> Listed entries
□ □ □ □ □ □ □

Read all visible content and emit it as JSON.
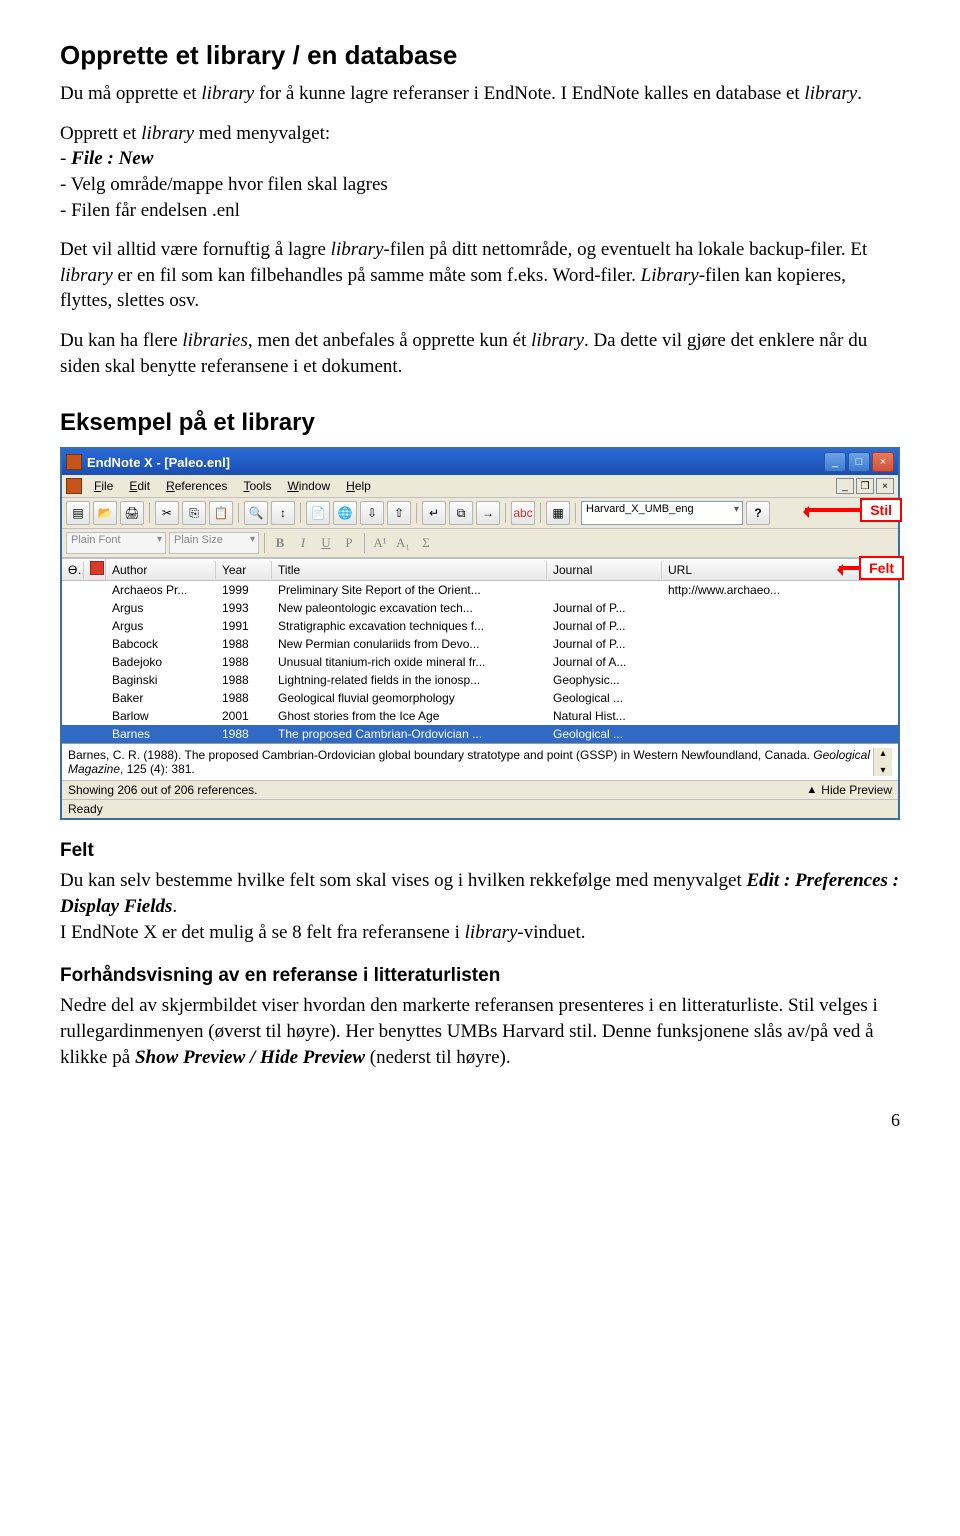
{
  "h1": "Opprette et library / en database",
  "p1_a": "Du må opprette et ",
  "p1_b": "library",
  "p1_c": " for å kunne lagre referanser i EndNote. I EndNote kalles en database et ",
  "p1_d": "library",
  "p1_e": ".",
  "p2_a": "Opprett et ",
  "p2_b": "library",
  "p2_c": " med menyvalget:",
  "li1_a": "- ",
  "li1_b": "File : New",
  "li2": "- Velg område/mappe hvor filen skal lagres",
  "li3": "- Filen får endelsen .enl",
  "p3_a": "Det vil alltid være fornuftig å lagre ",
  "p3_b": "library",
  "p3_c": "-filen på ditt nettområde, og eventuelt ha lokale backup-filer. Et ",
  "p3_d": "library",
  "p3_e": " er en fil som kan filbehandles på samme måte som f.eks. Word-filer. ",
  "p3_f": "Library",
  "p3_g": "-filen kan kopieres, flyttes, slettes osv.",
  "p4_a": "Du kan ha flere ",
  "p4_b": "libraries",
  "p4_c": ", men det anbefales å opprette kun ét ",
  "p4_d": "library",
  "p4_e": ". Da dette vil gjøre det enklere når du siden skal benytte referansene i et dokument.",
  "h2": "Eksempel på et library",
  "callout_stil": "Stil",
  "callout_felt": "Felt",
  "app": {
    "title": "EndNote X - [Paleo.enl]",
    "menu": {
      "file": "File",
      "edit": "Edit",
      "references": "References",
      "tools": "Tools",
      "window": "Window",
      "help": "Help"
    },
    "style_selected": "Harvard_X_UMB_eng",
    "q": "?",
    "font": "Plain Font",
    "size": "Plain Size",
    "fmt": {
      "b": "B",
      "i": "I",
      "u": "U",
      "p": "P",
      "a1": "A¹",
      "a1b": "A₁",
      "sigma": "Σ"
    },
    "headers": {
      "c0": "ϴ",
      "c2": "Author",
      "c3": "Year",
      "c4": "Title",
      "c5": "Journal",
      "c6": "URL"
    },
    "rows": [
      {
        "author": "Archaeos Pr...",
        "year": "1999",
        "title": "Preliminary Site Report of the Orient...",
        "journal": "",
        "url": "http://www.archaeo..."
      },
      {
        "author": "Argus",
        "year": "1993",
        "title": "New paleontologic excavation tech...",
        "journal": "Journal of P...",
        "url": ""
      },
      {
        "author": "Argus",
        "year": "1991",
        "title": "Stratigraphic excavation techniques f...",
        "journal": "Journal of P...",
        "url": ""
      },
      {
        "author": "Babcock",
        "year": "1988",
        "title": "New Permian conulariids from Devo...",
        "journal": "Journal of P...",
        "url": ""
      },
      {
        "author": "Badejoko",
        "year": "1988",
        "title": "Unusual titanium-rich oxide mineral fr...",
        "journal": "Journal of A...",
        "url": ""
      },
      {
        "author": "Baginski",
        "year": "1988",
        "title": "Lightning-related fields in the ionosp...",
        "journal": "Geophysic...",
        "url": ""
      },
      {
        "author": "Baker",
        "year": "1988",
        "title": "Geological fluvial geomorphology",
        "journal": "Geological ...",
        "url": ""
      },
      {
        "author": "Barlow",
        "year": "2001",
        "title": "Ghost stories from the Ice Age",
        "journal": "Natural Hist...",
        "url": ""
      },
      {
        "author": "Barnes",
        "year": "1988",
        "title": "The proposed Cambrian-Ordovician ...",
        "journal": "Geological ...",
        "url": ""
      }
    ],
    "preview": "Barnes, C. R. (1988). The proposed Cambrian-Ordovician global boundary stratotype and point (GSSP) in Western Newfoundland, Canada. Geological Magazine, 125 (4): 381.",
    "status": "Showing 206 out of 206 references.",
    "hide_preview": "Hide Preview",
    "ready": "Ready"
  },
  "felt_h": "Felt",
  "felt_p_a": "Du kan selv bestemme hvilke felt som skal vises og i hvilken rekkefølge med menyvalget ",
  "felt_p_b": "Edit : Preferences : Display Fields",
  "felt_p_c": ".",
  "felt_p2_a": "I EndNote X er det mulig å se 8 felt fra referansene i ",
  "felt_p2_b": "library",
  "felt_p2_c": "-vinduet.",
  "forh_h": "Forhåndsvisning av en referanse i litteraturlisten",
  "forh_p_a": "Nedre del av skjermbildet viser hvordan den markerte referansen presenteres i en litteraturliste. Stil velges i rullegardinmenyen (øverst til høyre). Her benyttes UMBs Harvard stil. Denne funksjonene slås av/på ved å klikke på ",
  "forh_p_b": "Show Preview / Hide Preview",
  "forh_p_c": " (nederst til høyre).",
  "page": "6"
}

□ □ □ □ □ □ □

> What is needed
Return each line exactly as written. Any picture gets left out.

> Result of the exercise
Read all visible content and emit it as JSON.
{
  "h1": "Opprette et library / en database",
  "p1_a": "Du må opprette et ",
  "p1_b": "library",
  "p1_c": " for å kunne lagre referanser i EndNote. I EndNote kalles en database et ",
  "p1_d": "library",
  "p1_e": ".",
  "p2_a": "Opprett et ",
  "p2_b": "library",
  "p2_c": " med menyvalget:",
  "li1_a": "- ",
  "li1_b": "File : New",
  "li2": "- Velg område/mappe hvor filen skal lagres",
  "li3": "- Filen får endelsen .enl",
  "p3_a": "Det vil alltid være fornuftig å lagre ",
  "p3_b": "library",
  "p3_c": "-filen på ditt nettområde, og eventuelt ha lokale backup-filer. Et ",
  "p3_d": "library",
  "p3_e": " er en fil som kan filbehandles på samme måte som f.eks. Word-filer. ",
  "p3_f": "Library",
  "p3_g": "-filen kan kopieres, flyttes, slettes osv.",
  "p4_a": "Du kan ha flere ",
  "p4_b": "libraries",
  "p4_c": ", men det anbefales å opprette kun ét ",
  "p4_d": "library",
  "p4_e": ". Da dette vil gjøre det enklere når du siden skal benytte referansene i et dokument.",
  "h2": "Eksempel på et library",
  "callout_stil": "Stil",
  "callout_felt": "Felt",
  "app": {
    "title": "EndNote X - [Paleo.enl]",
    "menu": {
      "file": "File",
      "edit": "Edit",
      "references": "References",
      "tools": "Tools",
      "window": "Window",
      "help": "Help"
    },
    "style_selected": "Harvard_X_UMB_eng",
    "q": "?",
    "font": "Plain Font",
    "size": "Plain Size",
    "fmt": {
      "b": "B",
      "i": "I",
      "u": "U",
      "p": "P",
      "a1": "A¹",
      "a1b": "A₁",
      "sigma": "Σ"
    },
    "headers": {
      "c0": "ϴ",
      "c2": "Author",
      "c3": "Year",
      "c4": "Title",
      "c5": "Journal",
      "c6": "URL"
    },
    "rows": [
      {
        "author": "Archaeos Pr...",
        "year": "1999",
        "title": "Preliminary Site Report of the Orient...",
        "journal": "",
        "url": "http://www.archaeo..."
      },
      {
        "author": "Argus",
        "year": "1993",
        "title": "New paleontologic excavation tech...",
        "journal": "Journal of P...",
        "url": ""
      },
      {
        "author": "Argus",
        "year": "1991",
        "title": "Stratigraphic excavation techniques f...",
        "journal": "Journal of P...",
        "url": ""
      },
      {
        "author": "Babcock",
        "year": "1988",
        "title": "New Permian conulariids from Devo...",
        "journal": "Journal of P...",
        "url": ""
      },
      {
        "author": "Badejoko",
        "year": "1988",
        "title": "Unusual titanium-rich oxide mineral fr...",
        "journal": "Journal of A...",
        "url": ""
      },
      {
        "author": "Baginski",
        "year": "1988",
        "title": "Lightning-related fields in the ionosp...",
        "journal": "Geophysic...",
        "url": ""
      },
      {
        "author": "Baker",
        "year": "1988",
        "title": "Geological fluvial geomorphology",
        "journal": "Geological ...",
        "url": ""
      },
      {
        "author": "Barlow",
        "year": "2001",
        "title": "Ghost stories from the Ice Age",
        "journal": "Natural Hist...",
        "url": ""
      },
      {
        "author": "Barnes",
        "year": "1988",
        "title": "The proposed Cambrian-Ordovician ...",
        "journal": "Geological ...",
        "url": ""
      }
    ],
    "preview": "Barnes, C. R. (1988). The proposed Cambrian-Ordovician global boundary stratotype and point (GSSP) in Western Newfoundland, Canada. Geological Magazine, 125 (4): 381.",
    "status": "Showing 206 out of 206 references.",
    "hide_preview": "Hide Preview",
    "ready": "Ready"
  },
  "felt_h": "Felt",
  "felt_p_a": "Du kan selv bestemme hvilke felt som skal vises og i hvilken rekkefølge med menyvalget ",
  "felt_p_b": "Edit : Preferences : Display Fields",
  "felt_p_c": ".",
  "felt_p2_a": "I EndNote X er det mulig å se 8 felt fra referansene i ",
  "felt_p2_b": "library",
  "felt_p2_c": "-vinduet.",
  "forh_h": "Forhåndsvisning av en referanse i litteraturlisten",
  "forh_p_a": "Nedre del av skjermbildet viser hvordan den markerte referansen presenteres i en litteraturliste. Stil velges i rullegardinmenyen (øverst til høyre). Her benyttes UMBs Harvard stil. Denne funksjonene slås av/på ved å klikke på ",
  "forh_p_b": "Show Preview / Hide Preview",
  "forh_p_c": " (nederst til høyre).",
  "page": "6"
}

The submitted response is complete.